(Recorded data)
---
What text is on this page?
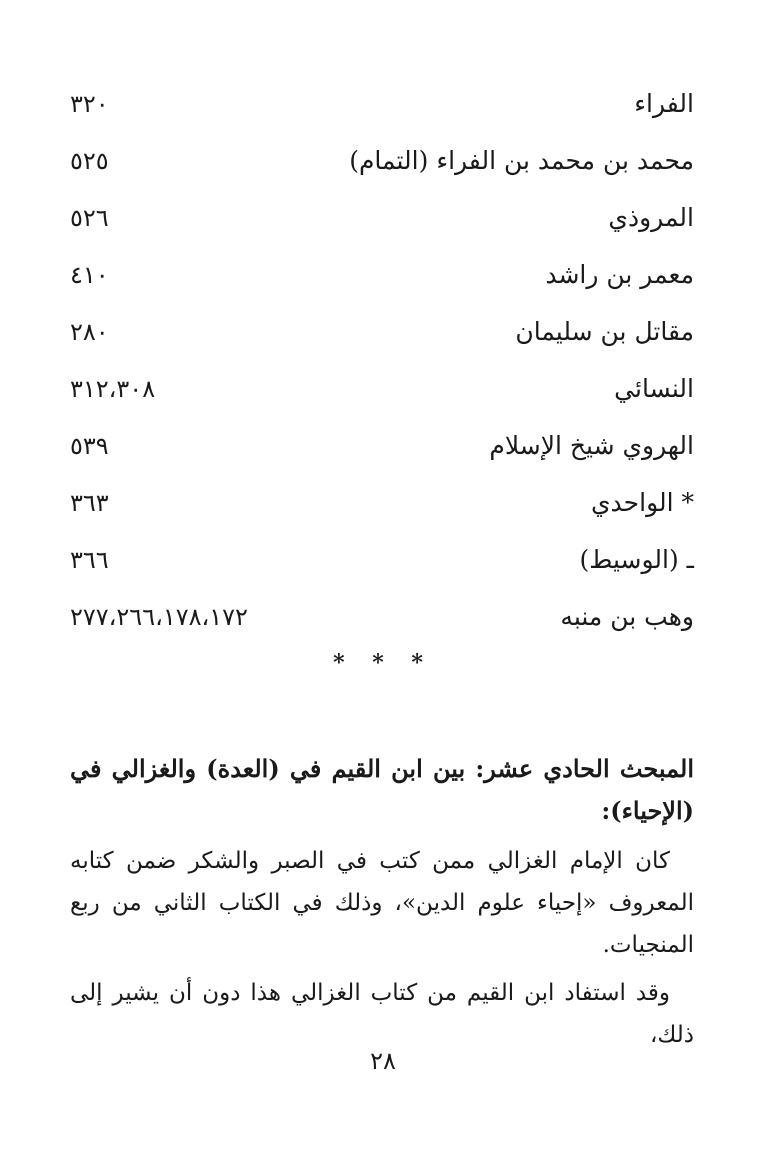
الفراء
٣٢٠
محمد بن محمد بن الفراء (التمام)
٥٢٥
المروذي
٥٢٦
معمر بن راشد
٤١٠
مقاتل بن سليمان
٢٨٠
النسائي
٣١٢،٣٠٨
الهروي شيخ الإسلام
٥٣٩
* الواحدي
٣٦٣
ـ (الوسيط)
٣٦٦
وهب بن منبه
٢٧٧،٢٦٦،١٧٨،١٧٢
* * *

المبحث الحادي عشر: بين ابن القيم في (العدة) والغزالي في (الإحياء):

كان الإمام الغزالي ممن كتب في الصبر والشكر ضمن كتابه المعروف «إحياء علوم الدين»، وذلك في الكتاب الثاني من ربع المنجيات.

وقد استفاد ابن القيم من كتاب الغزالي هذا دون أن يشير إلى ذلك،

٢٨
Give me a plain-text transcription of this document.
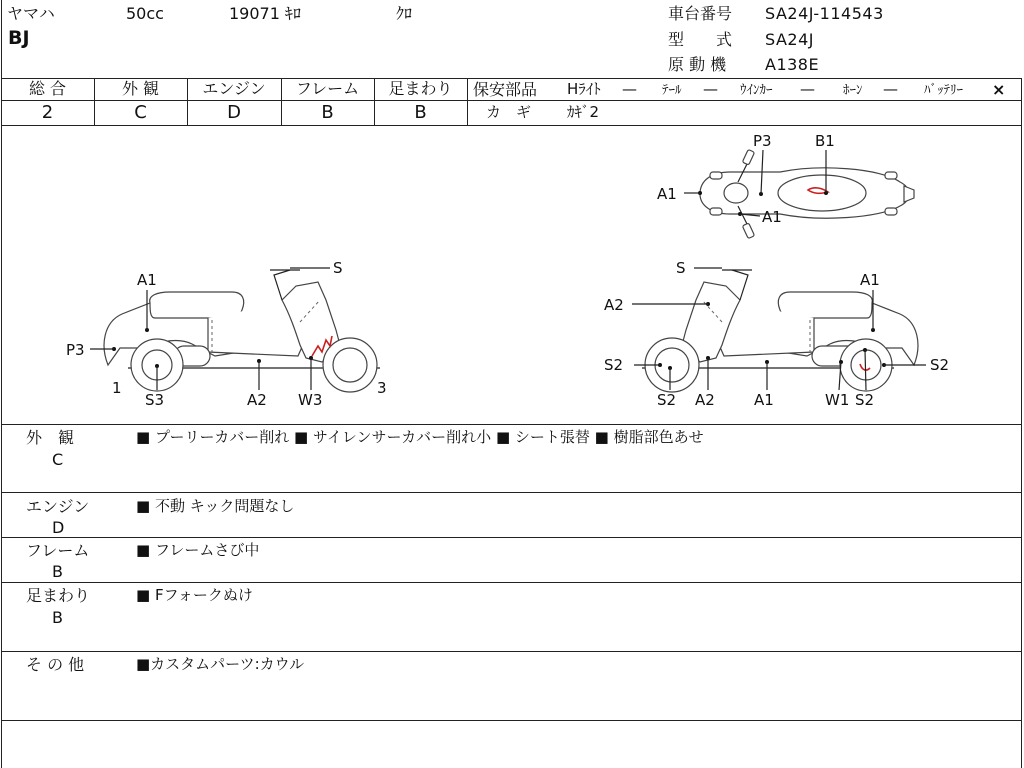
ヤマハ	50cc	19071 ｷﾛ	ｸﾛ
BJ
車台番号 SA24J-114543
型　　式 SA24J
原 動 機 A138E
総 合	外 観	エンジン	フレーム	足まわり
2	C	D	B	B
保安部品 Hﾗｲﾄ — ﾃｰﾙ — ｳｲﾝｶｰ — ﾎｰﾝ — ﾊﾞｯﾃﾘｰ ×
カ　ギ ｶｷﾞ2
A1
S
P3
1
S3	A2 W3
3
P3	B1
A1
A1
S
A1
A2
S2	S2
S2 A2	A1	W1 S2
外　観
C
■ プーリーカバー削れ ■ サイレンサーカバー削れ小 ■ シート張替 ■ 樹脂部色あせ
エンジン
D
■ 不動 キック問題なし
フレーム
B
■ フレームさび中
足まわり
B
■ Fフォークぬけ
そ の 他	■カスタムパーツ:カウル
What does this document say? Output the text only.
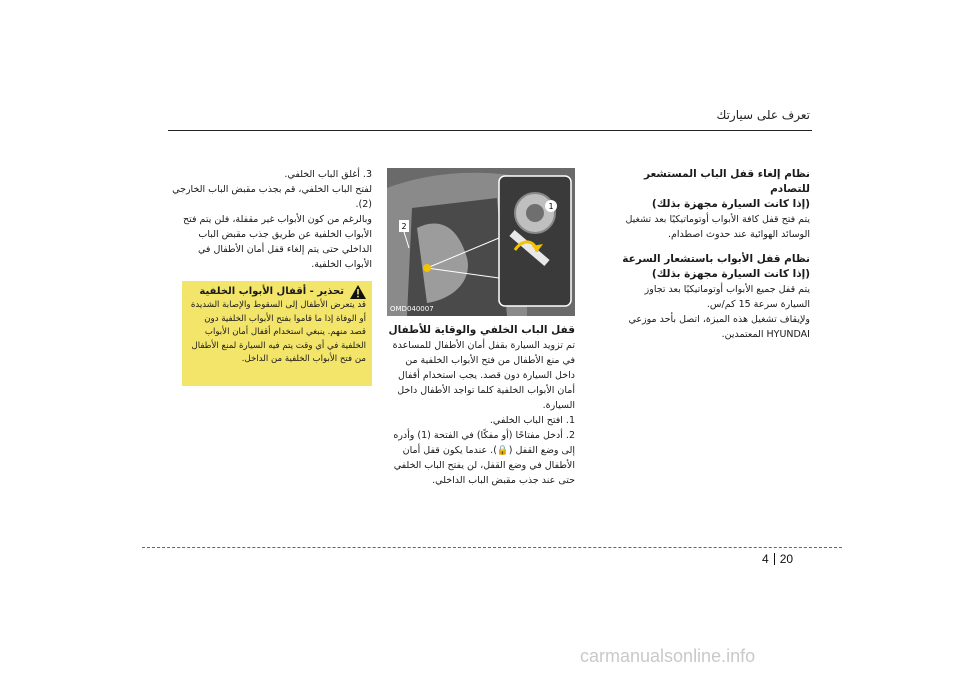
تعرف على سيارتك

نظام إلغاء قفل الباب المستشعر للتصادم

(إذا كانت السيارة مجهزة بذلك)

يتم فتح قفل كافة الأبواب أوتوماتيكيًا بعد تشغيل الوسائد الهوائية عند حدوث اصطدام.

نظام قفل الأبواب باستشعار السرعة

(إذا كانت السيارة مجهزة بذلك)

يتم قفل جميع الأبواب أوتوماتيكيًا بعد تجاوز السيارة سرعة 15 كم/س.

ولإيقاف تشغيل هذه الميزة، اتصل بأحد موزعي HYUNDAI المعتمدين.

1
2
OMD040007

قفل الباب الخلفي والوقاية للأطفال

تم تزويد السيارة بقفل أمان الأطفال للمساعدة في منع الأطفال من فتح الأبواب الخلفية من داخل السيارة دون قصد. يجب استخدام أقفال أمان الأبواب الخلفية كلما تواجد الأطفال داخل السيارة.

1. افتح الباب الخلفي.

2. أدخل مفتاحًا (أو مفكًا) في الفتحة (1) وأدره إلى وضع القفل (🔒). عندما يكون قفل أمان الأطفال في وضع القفل، لن يفتح الباب الخلفي حتى عند جذب مقبض الباب الداخلي.

3. أغلق الباب الخلفي.

لفتح الباب الخلفي، قم بجذب مقبض الباب الخارجي (2).

وبالرغم من كون الأبواب غير مقفلة، فلن يتم فتح الأبواب الخلفية عن طريق جذب مقبض الباب الداخلي حتى يتم إلغاء قفل أمان الأطفال في الأبواب الخلفية.

تحذير - أقفال الأبواب الخلفية
قد يتعرض الأطفال إلى السقوط والإصابة الشديدة أو الوفاة إذا ما قاموا بفتح الأبواب الخلفية دون قصد منهم. ينبغي استخدام أقفال أمان الأبواب الخلفية في أي وقت يتم فيه السيارة لمنع الأطفال من فتح الأبواب الخلفية من الداخل.
4 20
carmanualsonline.info
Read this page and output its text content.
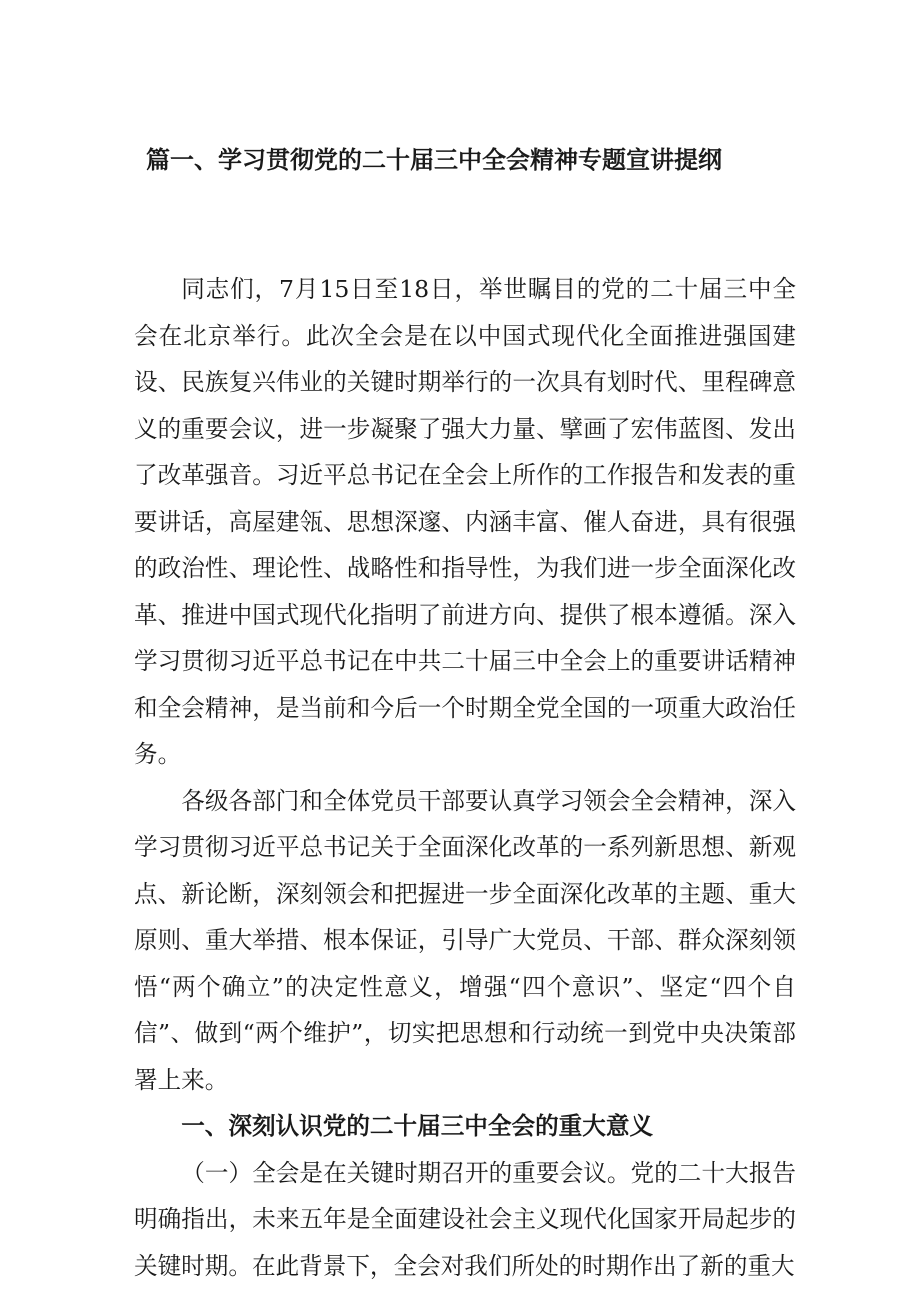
篇一、学习贯彻党的二十届三中全会精神专题宣讲提纲

同志们，7月15日至18日，举世瞩目的党的二十届三中全会在北京举行。此次全会是在以中国式现代化全面推进强国建设、民族复兴伟业的关键时期举行的一次具有划时代、里程碑意义的重要会议，进一步凝聚了强大力量、擘画了宏伟蓝图、发出了改革强音。习近平总书记在全会上所作的工作报告和发表的重要讲话，高屋建瓴、思想深邃、内涵丰富、催人奋进，具有很强的政治性、理论性、战略性和指导性，为我们进一步全面深化改革、推进中国式现代化指明了前进方向、提供了根本遵循。深入学习贯彻习近平总书记在中共二十届三中全会上的重要讲话精神和全会精神，是当前和今后一个时期全党全国的一项重大政治任务。

各级各部门和全体党员干部要认真学习领会全会精神，深入学习贯彻习近平总书记关于全面深化改革的一系列新思想、新观点、新论断，深刻领会和把握进一步全面深化改革的主题、重大原则、重大举措、根本保证，引导广大党员、干部、群众深刻领悟“两个确立”的决定性意义，增强“四个意识”、坚定“四个自信”、做到“两个维护”，切实把思想和行动统一到党中央决策部署上来。

一、深刻认识党的二十届三中全会的重大意义

（一）全会是在关键时期召开的重要会议。党的二十大报告明确指出，未来五年是全面建设社会主义现代化国家开局起步的关键时期。在此背景下，全会对我们所处的时期作出了新的重大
---
Reproduce the entries exactly. Do not carry over any picture.

◆ Exercise answer ◆
What text is on this page?
الفراء
٣٢٠
محمد بن محمد بن الفراء (التمام)
٥٢٥
المروذي
٥٢٦
معمر بن راشد
٤١٠
مقاتل بن سليمان
٢٨٠
النسائي
٣١٢،٣٠٨
الهروي شيخ الإسلام
٥٣٩
* الواحدي
٣٦٣
ـ (الوسيط)
٣٦٦
وهب بن منبه
٢٧٧،٢٦٦،١٧٨،١٧٢
* * *

المبحث الحادي عشر: بين ابن القيم في (العدة) والغزالي في (الإحياء):

كان الإمام الغزالي ممن كتب في الصبر والشكر ضمن كتابه المعروف «إحياء علوم الدين»، وذلك في الكتاب الثاني من ربع المنجيات.

وقد استفاد ابن القيم من كتاب الغزالي هذا دون أن يشير إلى ذلك،

٢٨
Give me a plain-text transcription of this document.
ヤマハ	50cc	19071 ｷﾛ	ｸﾛ
BJ
車台番号 SA24J-114543
型　　式 SA24J
原 動 機 A138E
総 合	外 観	エンジン	フレーム	足まわり
2	C	D	B	B
保安部品 Hﾗｲﾄ — ﾃｰﾙ — ｳｲﾝｶｰ — ﾎｰﾝ — ﾊﾞｯﾃﾘｰ ×
カ　ギ ｶｷﾞ2
A1
S
P3
1
S3	A2 W3
3
P3	B1
A1
A1
S
A1
A2
S2	S2
S2 A2	A1	W1 S2
外　観
C
■ プーリーカバー削れ ■ サイレンサーカバー削れ小 ■ シート張替 ■ 樹脂部色あせ
エンジン
D
■ 不動 キック問題なし
フレーム
B
■ フレームさび中
足まわり
B
■ Fフォークぬけ
そ の 他	■カスタムパーツ:カウル
What does this document say? Output the text only.
تعرف على سيارتك

نظام إلغاء قفل الباب المستشعر للتصادم

(إذا كانت السيارة مجهزة بذلك)

يتم فتح قفل كافة الأبواب أوتوماتيكيًا بعد تشغيل الوسائد الهوائية عند حدوث اصطدام.

نظام قفل الأبواب باستشعار السرعة

(إذا كانت السيارة مجهزة بذلك)

يتم قفل جميع الأبواب أوتوماتيكيًا بعد تجاوز السيارة سرعة 15 كم/س.

ولإيقاف تشغيل هذه الميزة، اتصل بأحد موزعي HYUNDAI المعتمدين.

1
2
OMD040007

قفل الباب الخلفي والوقاية للأطفال

تم تزويد السيارة بقفل أمان الأطفال للمساعدة في منع الأطفال من فتح الأبواب الخلفية من داخل السيارة دون قصد. يجب استخدام أقفال أمان الأبواب الخلفية كلما تواجد الأطفال داخل السيارة.

1. افتح الباب الخلفي.

2. أدخل مفتاحًا (أو مفكًا) في الفتحة (1) وأدره إلى وضع القفل (🔒). عندما يكون قفل أمان الأطفال في وضع القفل، لن يفتح الباب الخلفي حتى عند جذب مقبض الباب الداخلي.

3. أغلق الباب الخلفي.

لفتح الباب الخلفي، قم بجذب مقبض الباب الخارجي (2).

وبالرغم من كون الأبواب غير مقفلة، فلن يتم فتح الأبواب الخلفية عن طريق جذب مقبض الباب الداخلي حتى يتم إلغاء قفل أمان الأطفال في الأبواب الخلفية.

تحذير - أقفال الأبواب الخلفية
قد يتعرض الأطفال إلى السقوط والإصابة الشديدة أو الوفاة إذا ما قاموا بفتح الأبواب الخلفية دون قصد منهم. ينبغي استخدام أقفال أمان الأبواب الخلفية في أي وقت يتم فيه السيارة لمنع الأطفال من فتح الأبواب الخلفية من الداخل.
4 20
carmanualsonline.info
Read this page and output its text content.
篇一、学习贯彻党的二十届三中全会精神专题宣讲提纲

同志们，7月15日至18日，举世瞩目的党的二十届三中全会在北京举行。此次全会是在以中国式现代化全面推进强国建设、民族复兴伟业的关键时期举行的一次具有划时代、里程碑意义的重要会议，进一步凝聚了强大力量、擘画了宏伟蓝图、发出了改革强音。习近平总书记在全会上所作的工作报告和发表的重要讲话，高屋建瓴、思想深邃、内涵丰富、催人奋进，具有很强的政治性、理论性、战略性和指导性，为我们进一步全面深化改革、推进中国式现代化指明了前进方向、提供了根本遵循。深入学习贯彻习近平总书记在中共二十届三中全会上的重要讲话精神和全会精神，是当前和今后一个时期全党全国的一项重大政治任务。

各级各部门和全体党员干部要认真学习领会全会精神，深入学习贯彻习近平总书记关于全面深化改革的一系列新思想、新观点、新论断，深刻领会和把握进一步全面深化改革的主题、重大原则、重大举措、根本保证，引导广大党员、干部、群众深刻领悟“两个确立”的决定性意义，增强“四个意识”、坚定“四个自信”、做到“两个维护”，切实把思想和行动统一到党中央决策部署上来。

一、深刻认识党的二十届三中全会的重大意义

（一）全会是在关键时期召开的重要会议。党的二十大报告明确指出，未来五年是全面建设社会主义现代化国家开局起步的关键时期。在此背景下，全会对我们所处的时期作出了新的重大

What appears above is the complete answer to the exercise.